── Given information ──

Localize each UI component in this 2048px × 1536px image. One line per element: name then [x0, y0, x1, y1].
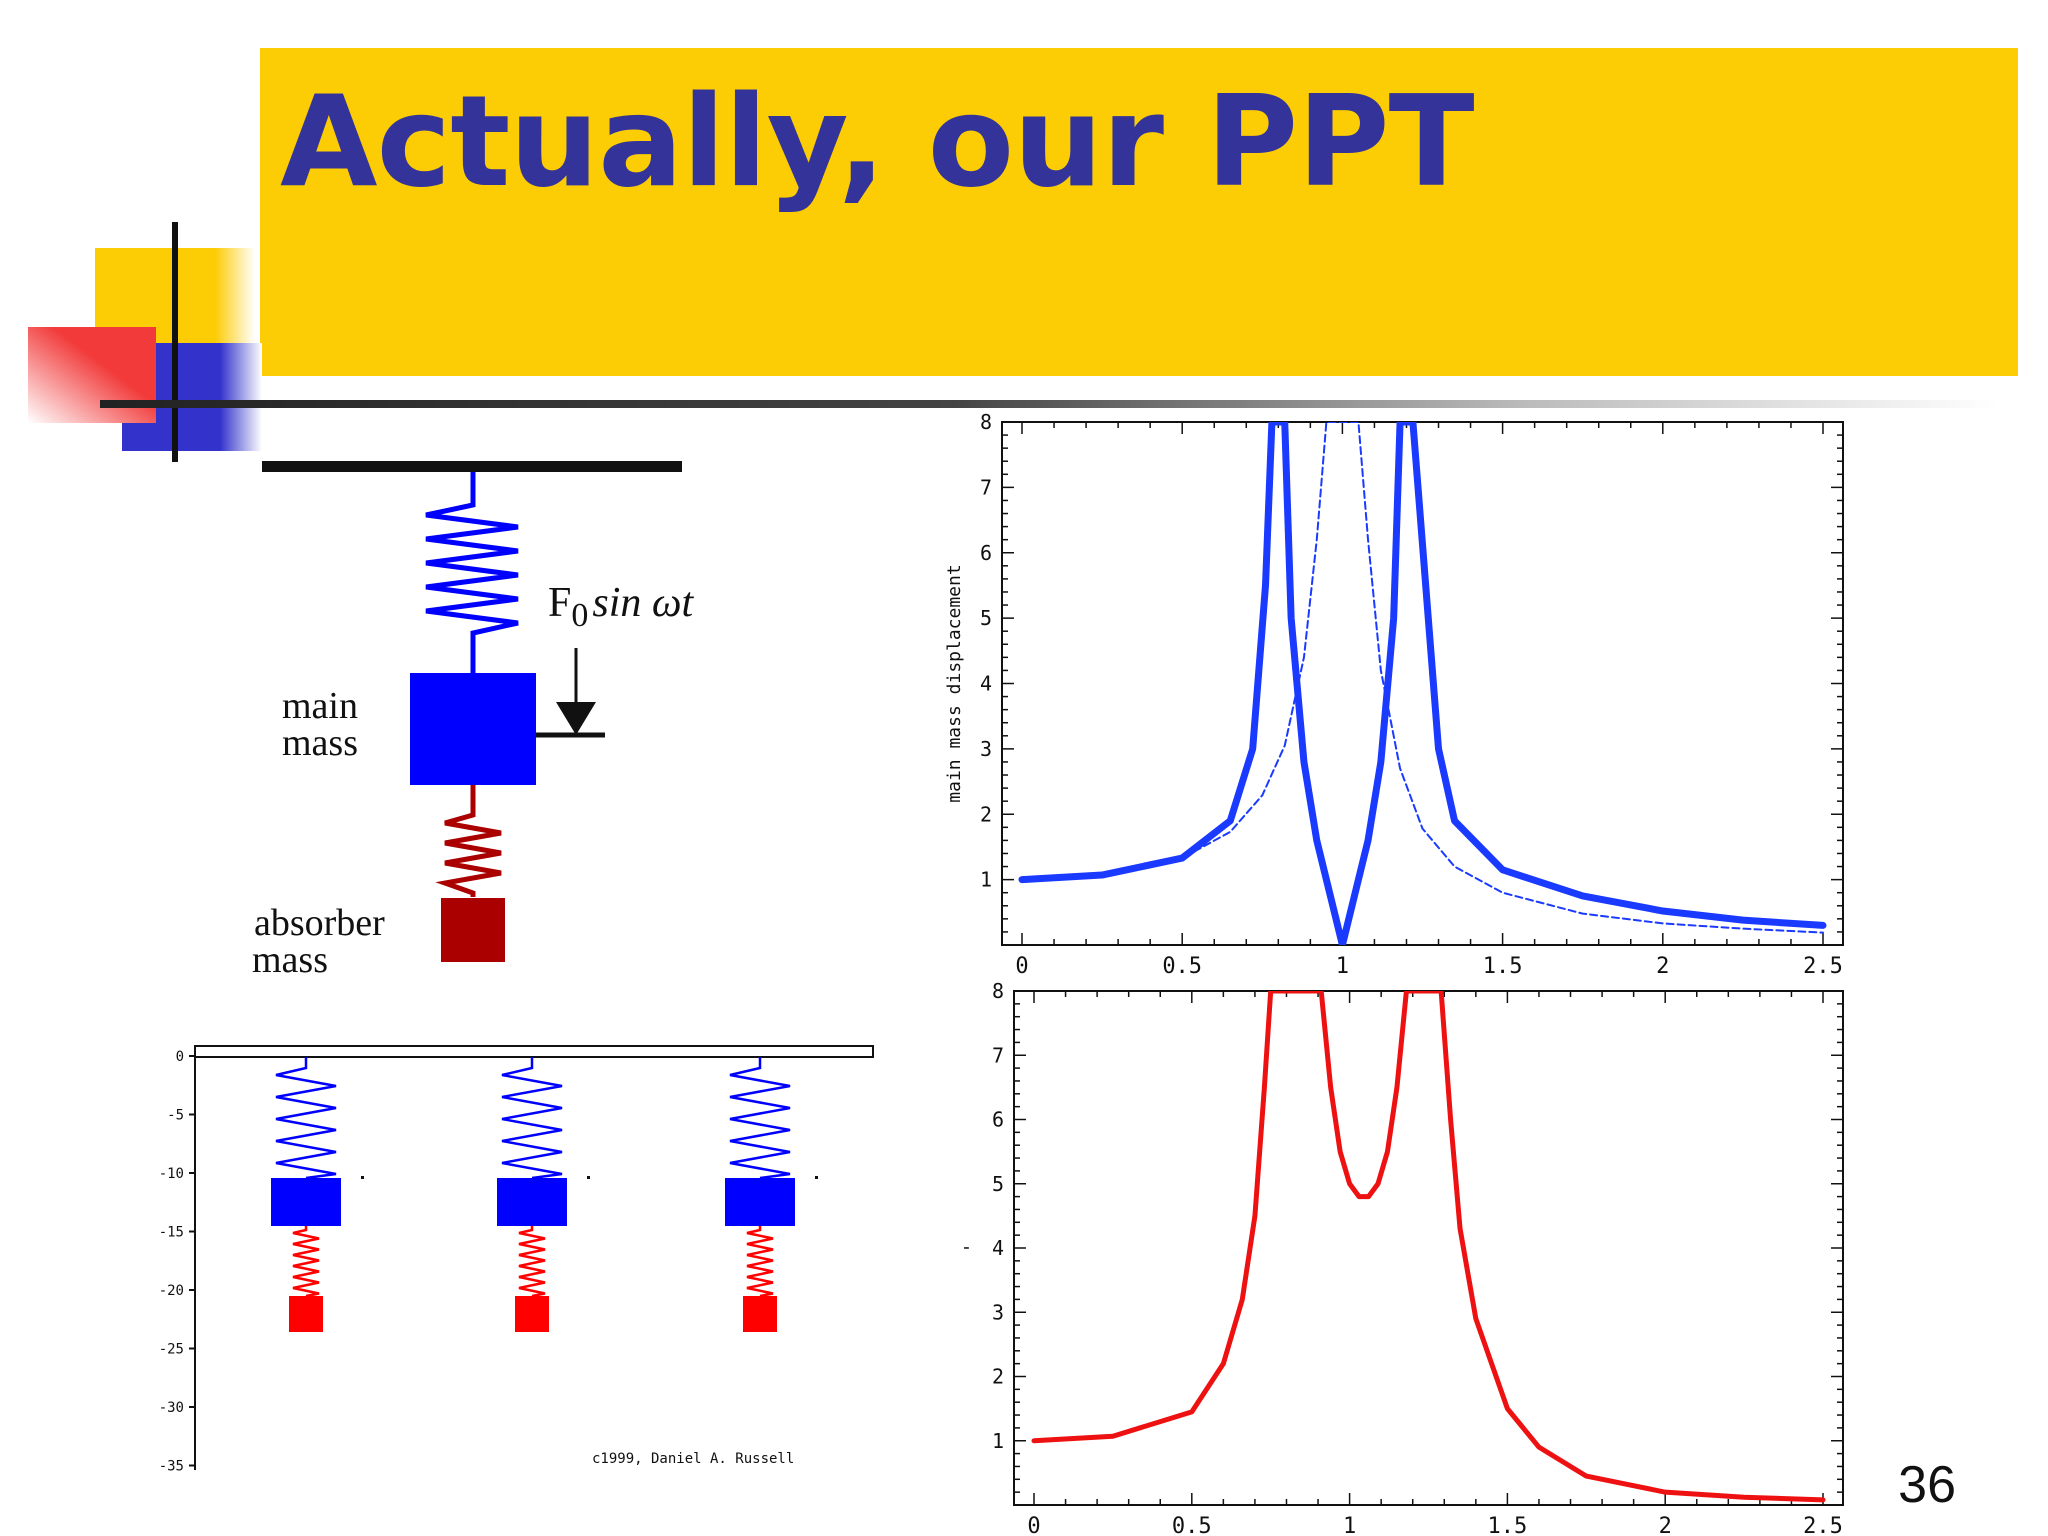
x-tick-label: 1 — [1343, 1514, 1356, 1536]
x-tick-label: 1 — [1336, 954, 1349, 979]
anim-y-tick-label: 0 — [176, 1049, 184, 1065]
x-tick-label: 0.5 — [1162, 954, 1202, 979]
y-tick-label: 3 — [980, 737, 992, 761]
x-tick-label: 0 — [1027, 1514, 1040, 1536]
x-tick-label: 2 — [1659, 1514, 1672, 1536]
y-tick-label: 7 — [980, 475, 992, 499]
title-divider — [100, 400, 2000, 408]
x-tick-label: 0 — [1015, 954, 1028, 979]
slide-number: 36 — [1898, 1456, 1956, 1514]
anim-dot — [361, 1176, 364, 1179]
absorber-response-chart: 0 0.5 1 1.5 2 2.5 1 2 3 4 5 6 7 8 ' — [961, 979, 1844, 1536]
absorber-mass-block — [441, 898, 505, 962]
absorber-spring — [435, 785, 502, 897]
y-tick-label: 8 — [980, 410, 992, 434]
main-spring — [425, 472, 519, 673]
y-tick-label: 1 — [992, 1429, 1004, 1453]
y-tick-label: 2 — [992, 1365, 1004, 1389]
ceiling-bar — [262, 461, 682, 472]
y-axis-label: ' — [961, 1243, 982, 1254]
anim-absorber-spring — [746, 1226, 774, 1298]
slide-title: Actually, our PPT — [280, 68, 1475, 215]
anim-y-tick-label: -20 — [159, 1283, 184, 1299]
x-tick-label: 2 — [1656, 954, 1669, 979]
title-bar — [260, 48, 2018, 376]
y-tick-label: 7 — [992, 1043, 1004, 1067]
y-axis-label: main mass displacement — [944, 564, 965, 802]
x-tick-label: 0.5 — [1172, 1514, 1212, 1536]
main-mass-block — [410, 673, 536, 785]
y-tick-label: 4 — [992, 1236, 1004, 1260]
x-tick-label: 2.5 — [1803, 1514, 1843, 1536]
anim-y-tick-label: -15 — [159, 1225, 184, 1241]
x-tick-label: 1.5 — [1488, 1514, 1528, 1536]
x-tick-label: 2.5 — [1803, 954, 1843, 979]
y-tick-label: 6 — [980, 541, 992, 565]
y-tick-label: 5 — [980, 606, 992, 630]
y-tick-label: 3 — [992, 1300, 1004, 1324]
anim-main-mass — [725, 1178, 795, 1226]
anim-dot — [815, 1176, 818, 1179]
anim-absorber-spring — [518, 1226, 546, 1298]
absorber-label-line2: mass — [252, 939, 328, 981]
anim-absorber-mass — [515, 1296, 549, 1332]
anim-y-tick-label: -5 — [167, 1108, 184, 1124]
y-tick-label: 2 — [980, 802, 992, 826]
anim-absorber-mass — [289, 1296, 323, 1332]
y-tick-label: 6 — [992, 1108, 1004, 1132]
anim-y-tick-label: -10 — [159, 1166, 184, 1182]
force-label: F0sin ωt — [548, 580, 695, 634]
anim-main-mass — [497, 1178, 567, 1226]
series-line-0 — [1031, 991, 1826, 1503]
absorber-label-line1: absorber — [254, 902, 385, 944]
x-tick-label: 1.5 — [1483, 954, 1523, 979]
anim-absorber-spring — [292, 1226, 320, 1298]
anim-main-spring — [275, 1057, 337, 1180]
y-tick-label: 1 — [980, 868, 992, 892]
main-mass-label-line2: mass — [282, 722, 358, 764]
anim-main-spring — [501, 1057, 563, 1180]
anim-y-tick-label: -30 — [159, 1400, 184, 1416]
anim-absorber-mass — [743, 1296, 777, 1332]
main-mass-displacement-chart: 0 0.5 1 1.5 2 2.5 1 2 3 4 5 6 7 8 main mass displaceme… — [944, 410, 1844, 979]
anim-y-tick-label: -35 — [159, 1459, 184, 1475]
anim-main-spring — [729, 1057, 791, 1180]
y-tick-label: 8 — [992, 979, 1004, 1003]
anim-copyright: c1999, Daniel A. Russell — [592, 1451, 794, 1467]
series-line-1 — [1021, 422, 1824, 934]
deco-vertical-line — [172, 222, 178, 462]
main-mass-label-line1: main — [282, 685, 358, 727]
anim-main-mass — [271, 1178, 341, 1226]
y-tick-label: 4 — [980, 672, 992, 696]
series-line-0 — [1018, 422, 1827, 945]
anim-dot — [587, 1176, 590, 1179]
y-tick-label: 5 — [992, 1172, 1004, 1196]
force-arrow-head — [556, 702, 596, 735]
anim-y-tick-label: -25 — [159, 1342, 184, 1358]
corner-decoration — [28, 222, 262, 462]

───

Challenge: Can you put every line of the listing above into a numbered list, leaving out blank lines and the picture?

Completed task:
1. Localize each UI component in this 2048px × 1536px image. One line per element: name then [x0, y0, x1, y1].
2. x-tick-label: 1 — [1343, 1514, 1356, 1536]
3. x-tick-label: 1 — [1336, 954, 1349, 979]
4. anim-y-tick-label: 0 — [176, 1049, 184, 1065]
5. x-tick-label: 0.5 — [1162, 954, 1202, 979]
6. y-tick-label: 3 — [980, 737, 992, 761]
7. x-tick-label: 0 — [1027, 1514, 1040, 1536]
8. x-tick-label: 2 — [1659, 1514, 1672, 1536]
9. y-tick-label: 7 — [980, 475, 992, 499]
10. title-divider — [100, 400, 2000, 408]
11. x-tick-label: 0 — [1015, 954, 1028, 979]
12. slide-number: 36 — [1898, 1456, 1956, 1514]
13. anim-dot — [361, 1176, 364, 1179]
14. absorber-response-chart: 0 0.5 1 1.5 2 2.5 1 2 3 4 5 6 7 8 ' — [961, 979, 1844, 1536]
15. absorber-mass-block — [441, 898, 505, 962]
16. absorber-spring — [435, 785, 502, 897]
17. y-tick-label: 8 — [980, 410, 992, 434]
18. main-spring — [425, 472, 519, 673]
19. y-tick-label: 1 — [992, 1429, 1004, 1453]
20. y-tick-label: 2 — [992, 1365, 1004, 1389]
21. ceiling-bar — [262, 461, 682, 472]
22. y-axis-label: ' — [961, 1243, 982, 1254]
23. anim-absorber-spring — [746, 1226, 774, 1298]
24. slide-title: Actually, our PPT — [280, 68, 1475, 215]
25. anim-y-tick-label: -20 — [159, 1283, 184, 1299]
26. x-tick-label: 2 — [1656, 954, 1669, 979]
27. title-bar — [260, 48, 2018, 376]
28. y-tick-label: 7 — [992, 1043, 1004, 1067]
29. y-axis-label: main mass displacement — [944, 564, 965, 802]
30. x-tick-label: 0.5 — [1172, 1514, 1212, 1536]
31. main-mass-block — [410, 673, 536, 785]
32. y-tick-label: 4 — [992, 1236, 1004, 1260]
33. x-tick-label: 2.5 — [1803, 1514, 1843, 1536]
34. anim-y-tick-label: -15 — [159, 1225, 184, 1241]
35. x-tick-label: 1.5 — [1488, 1514, 1528, 1536]
36. x-tick-label: 2.5 — [1803, 954, 1843, 979]
37. y-tick-label: 6 — [980, 541, 992, 565]
38. y-tick-label: 5 — [980, 606, 992, 630]
39. y-tick-label: 3 — [992, 1300, 1004, 1324]
40. anim-main-mass — [725, 1178, 795, 1226]
41. anim-dot — [815, 1176, 818, 1179]
42. anim-absorber-spring — [518, 1226, 546, 1298]
43. absorber-label-line2: mass — [252, 939, 328, 981]
44. anim-absorber-mass — [515, 1296, 549, 1332]
45. anim-y-tick-label: -5 — [167, 1108, 184, 1124]
46. y-tick-label: 2 — [980, 802, 992, 826]
47. anim-absorber-mass — [289, 1296, 323, 1332]
48. y-tick-label: 6 — [992, 1108, 1004, 1132]
49. anim-y-tick-label: -10 — [159, 1166, 184, 1182]
50. force-label: F0sin ωt — [548, 580, 695, 634]
51. anim-main-mass — [497, 1178, 567, 1226]
52. series-line-0 — [1031, 991, 1826, 1503]
53. absorber-label-line1: absorber — [254, 902, 385, 944]
54. x-tick-label: 1.5 — [1483, 954, 1523, 979]
55. anim-absorber-spring — [292, 1226, 320, 1298]
56. anim-main-spring — [275, 1057, 337, 1180]
57. y-tick-label: 1 — [980, 868, 992, 892]
58. main-mass-label-line2: mass — [282, 722, 358, 764]
59. anim-main-spring — [501, 1057, 563, 1180]
60. anim-y-tick-label: -30 — [159, 1400, 184, 1416]
61. anim-absorber-mass — [743, 1296, 777, 1332]
62. main-mass-displacement-chart: 0 0.5 1 1.5 2 2.5 1 2 3 4 5 6 7 8 main mass displaceme… — [944, 410, 1844, 979]
63. anim-y-tick-label: -35 — [159, 1459, 184, 1475]
64. anim-main-spring — [729, 1057, 791, 1180]
65. y-tick-label: 8 — [992, 979, 1004, 1003]
66. anim-copyright: c1999, Daniel A. Russell — [592, 1451, 794, 1467]
67. series-line-1 — [1021, 422, 1824, 934]
68. deco-vertical-line — [172, 222, 178, 462]
69. main-mass-label-line1: main — [282, 685, 358, 727]
70. anim-main-mass — [271, 1178, 341, 1226]
71. y-tick-label: 4 — [980, 672, 992, 696]
72. series-line-0 — [1018, 422, 1827, 945]
73. anim-dot — [587, 1176, 590, 1179]
74. y-tick-label: 5 — [992, 1172, 1004, 1196]
75. force-arrow-head — [556, 702, 596, 735]
76. anim-y-tick-label: -25 — [159, 1342, 184, 1358]
77. corner-decoration — [28, 222, 262, 462]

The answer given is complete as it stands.